═══ MATERIAL FOR THIS EXERCISE

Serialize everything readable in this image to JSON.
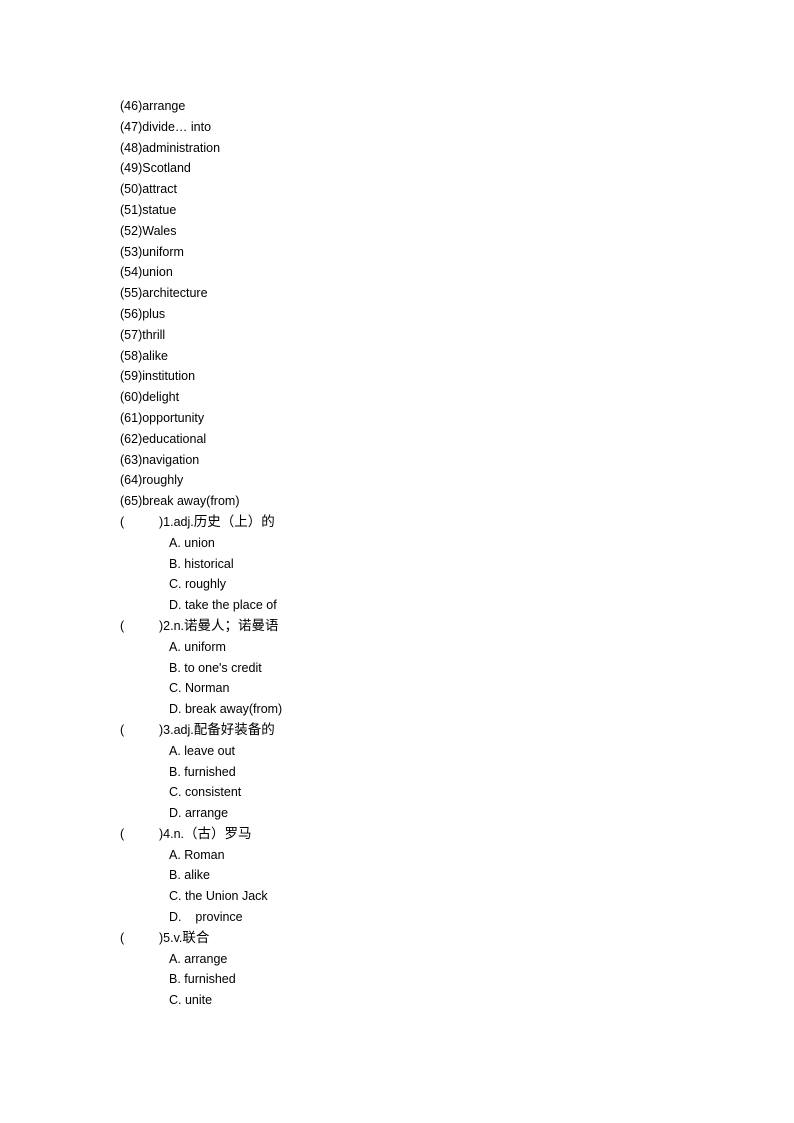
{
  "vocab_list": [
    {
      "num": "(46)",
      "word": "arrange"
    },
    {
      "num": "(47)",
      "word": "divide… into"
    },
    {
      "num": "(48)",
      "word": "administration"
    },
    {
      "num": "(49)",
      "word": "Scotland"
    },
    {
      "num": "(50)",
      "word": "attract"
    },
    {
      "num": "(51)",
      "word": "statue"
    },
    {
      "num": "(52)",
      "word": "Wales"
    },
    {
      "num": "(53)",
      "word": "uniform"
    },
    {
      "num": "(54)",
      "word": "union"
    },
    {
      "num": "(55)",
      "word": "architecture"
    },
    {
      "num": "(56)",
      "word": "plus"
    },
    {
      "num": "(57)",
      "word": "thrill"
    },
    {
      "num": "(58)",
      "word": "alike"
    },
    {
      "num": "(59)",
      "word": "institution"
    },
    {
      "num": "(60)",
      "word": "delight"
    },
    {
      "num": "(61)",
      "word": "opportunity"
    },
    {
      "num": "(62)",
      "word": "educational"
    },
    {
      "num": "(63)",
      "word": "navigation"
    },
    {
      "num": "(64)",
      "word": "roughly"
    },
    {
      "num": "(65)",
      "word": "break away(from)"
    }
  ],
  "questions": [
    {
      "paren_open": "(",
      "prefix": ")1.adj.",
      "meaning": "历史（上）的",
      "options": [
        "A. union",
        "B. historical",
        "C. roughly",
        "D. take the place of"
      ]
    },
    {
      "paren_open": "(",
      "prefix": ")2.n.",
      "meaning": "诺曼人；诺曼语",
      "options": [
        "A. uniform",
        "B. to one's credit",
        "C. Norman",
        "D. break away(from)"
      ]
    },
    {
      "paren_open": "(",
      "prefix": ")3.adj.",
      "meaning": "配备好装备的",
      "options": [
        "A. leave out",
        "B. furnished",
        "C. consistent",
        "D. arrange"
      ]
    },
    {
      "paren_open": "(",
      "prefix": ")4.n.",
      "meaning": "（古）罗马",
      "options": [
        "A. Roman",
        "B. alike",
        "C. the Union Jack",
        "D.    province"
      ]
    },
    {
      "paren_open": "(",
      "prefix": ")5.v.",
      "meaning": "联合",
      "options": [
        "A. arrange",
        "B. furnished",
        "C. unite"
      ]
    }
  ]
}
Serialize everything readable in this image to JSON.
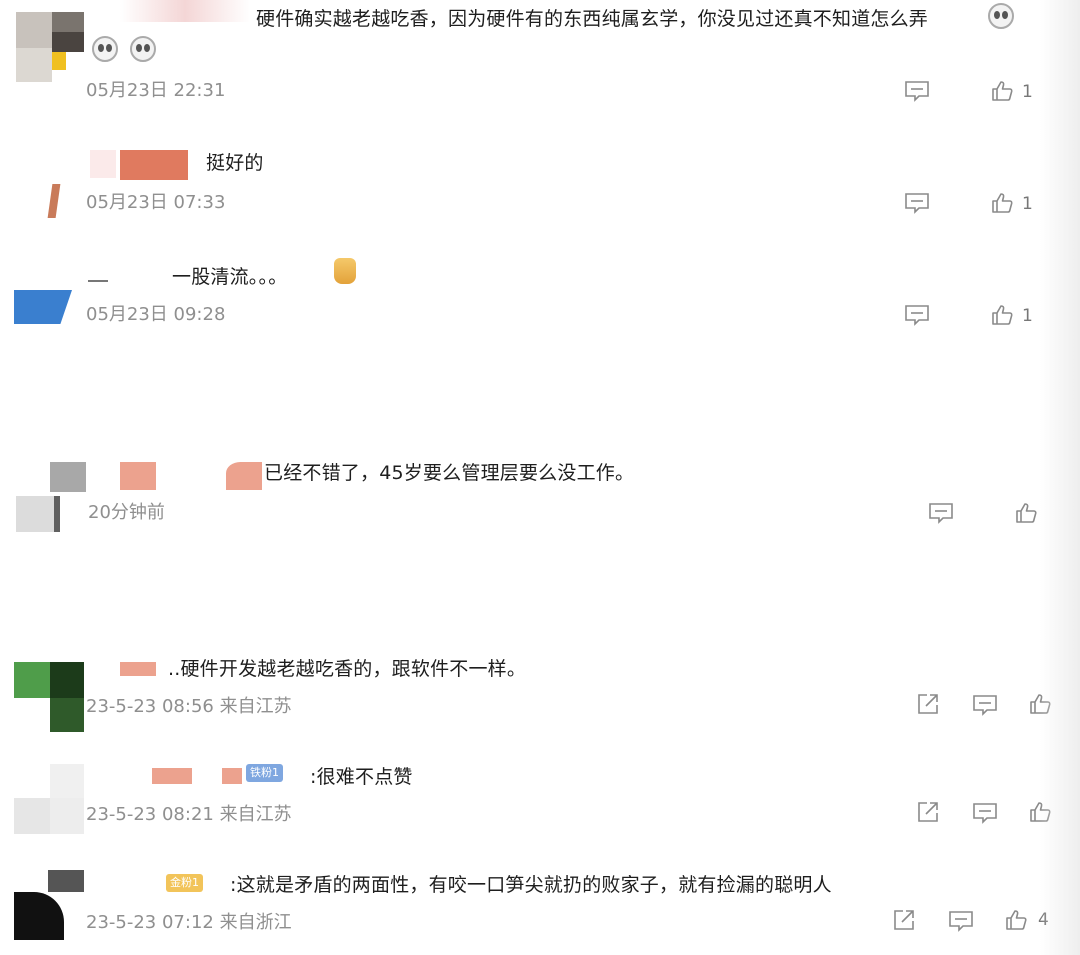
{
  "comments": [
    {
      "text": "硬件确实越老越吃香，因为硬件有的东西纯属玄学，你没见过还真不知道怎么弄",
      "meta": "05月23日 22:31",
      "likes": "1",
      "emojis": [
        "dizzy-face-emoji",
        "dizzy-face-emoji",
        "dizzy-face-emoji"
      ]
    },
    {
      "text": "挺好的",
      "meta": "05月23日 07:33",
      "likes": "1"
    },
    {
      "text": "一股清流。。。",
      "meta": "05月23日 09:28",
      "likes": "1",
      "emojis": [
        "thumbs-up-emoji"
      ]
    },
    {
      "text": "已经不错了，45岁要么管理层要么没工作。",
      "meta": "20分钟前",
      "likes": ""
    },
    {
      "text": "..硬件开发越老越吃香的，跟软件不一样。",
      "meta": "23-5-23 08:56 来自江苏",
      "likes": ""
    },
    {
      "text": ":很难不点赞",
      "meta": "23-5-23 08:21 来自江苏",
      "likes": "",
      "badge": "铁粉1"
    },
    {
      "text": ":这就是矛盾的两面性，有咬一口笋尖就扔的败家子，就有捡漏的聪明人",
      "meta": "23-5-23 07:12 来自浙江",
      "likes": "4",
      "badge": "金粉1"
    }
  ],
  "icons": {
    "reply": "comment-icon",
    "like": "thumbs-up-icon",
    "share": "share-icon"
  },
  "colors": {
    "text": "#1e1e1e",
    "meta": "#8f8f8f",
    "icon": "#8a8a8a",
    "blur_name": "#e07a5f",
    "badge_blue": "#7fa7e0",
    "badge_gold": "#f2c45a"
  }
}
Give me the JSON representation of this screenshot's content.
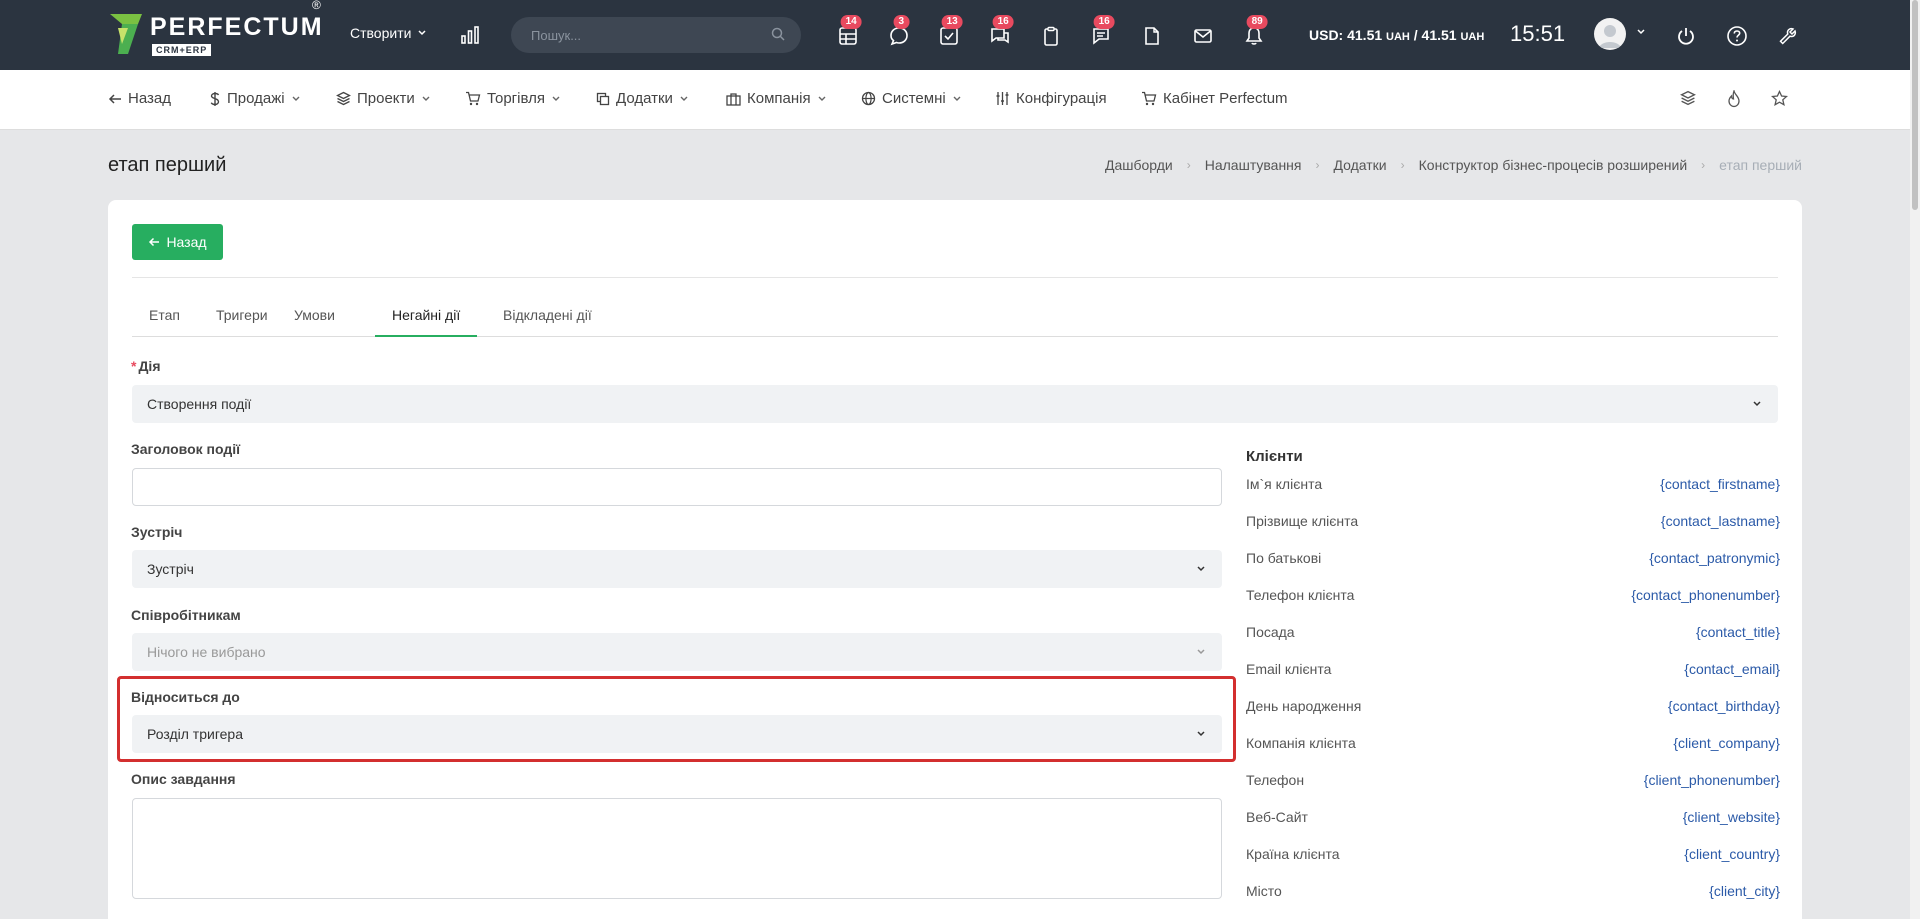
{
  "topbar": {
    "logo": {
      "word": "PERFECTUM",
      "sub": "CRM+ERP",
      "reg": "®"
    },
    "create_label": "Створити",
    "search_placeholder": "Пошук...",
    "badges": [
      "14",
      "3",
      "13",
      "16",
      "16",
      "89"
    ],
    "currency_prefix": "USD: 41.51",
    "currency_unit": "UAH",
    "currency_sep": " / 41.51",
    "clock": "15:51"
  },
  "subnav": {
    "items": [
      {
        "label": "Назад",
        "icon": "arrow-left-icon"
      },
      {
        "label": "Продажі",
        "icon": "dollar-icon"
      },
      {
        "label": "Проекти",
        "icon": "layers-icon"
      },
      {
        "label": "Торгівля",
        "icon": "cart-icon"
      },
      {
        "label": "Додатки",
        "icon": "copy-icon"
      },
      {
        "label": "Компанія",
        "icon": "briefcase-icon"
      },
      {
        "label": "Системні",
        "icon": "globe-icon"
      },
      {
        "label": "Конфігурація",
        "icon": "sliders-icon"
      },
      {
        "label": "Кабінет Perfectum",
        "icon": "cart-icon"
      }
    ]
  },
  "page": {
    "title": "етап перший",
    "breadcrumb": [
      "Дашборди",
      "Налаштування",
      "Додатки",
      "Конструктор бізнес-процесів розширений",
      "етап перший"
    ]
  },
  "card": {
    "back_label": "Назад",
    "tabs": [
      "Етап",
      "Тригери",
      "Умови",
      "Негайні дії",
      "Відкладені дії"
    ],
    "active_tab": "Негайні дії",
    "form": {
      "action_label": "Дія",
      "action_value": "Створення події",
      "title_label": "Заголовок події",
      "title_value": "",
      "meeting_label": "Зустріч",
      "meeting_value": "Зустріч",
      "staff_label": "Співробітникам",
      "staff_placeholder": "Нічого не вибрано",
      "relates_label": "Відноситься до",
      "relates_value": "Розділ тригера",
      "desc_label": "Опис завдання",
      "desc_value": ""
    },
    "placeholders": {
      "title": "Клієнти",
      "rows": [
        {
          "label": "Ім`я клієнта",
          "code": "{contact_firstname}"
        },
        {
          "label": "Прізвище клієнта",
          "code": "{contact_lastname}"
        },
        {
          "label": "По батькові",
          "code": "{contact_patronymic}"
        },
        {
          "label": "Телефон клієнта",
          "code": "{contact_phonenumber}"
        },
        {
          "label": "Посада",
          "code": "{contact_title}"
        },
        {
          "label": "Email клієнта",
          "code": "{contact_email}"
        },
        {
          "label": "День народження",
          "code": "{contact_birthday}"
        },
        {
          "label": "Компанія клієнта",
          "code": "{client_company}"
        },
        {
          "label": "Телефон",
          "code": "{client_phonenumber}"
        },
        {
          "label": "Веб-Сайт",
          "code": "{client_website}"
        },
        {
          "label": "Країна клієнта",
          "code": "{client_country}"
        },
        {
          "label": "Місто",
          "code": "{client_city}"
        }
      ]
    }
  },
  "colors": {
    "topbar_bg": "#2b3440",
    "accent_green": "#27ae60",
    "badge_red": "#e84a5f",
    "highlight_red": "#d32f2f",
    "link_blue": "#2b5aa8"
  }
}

══════

Write down every line of the data above that includes the string "away".

▶ **CORRECT RESULT**
      "word": "break away(from)"
        "D. break away(from)"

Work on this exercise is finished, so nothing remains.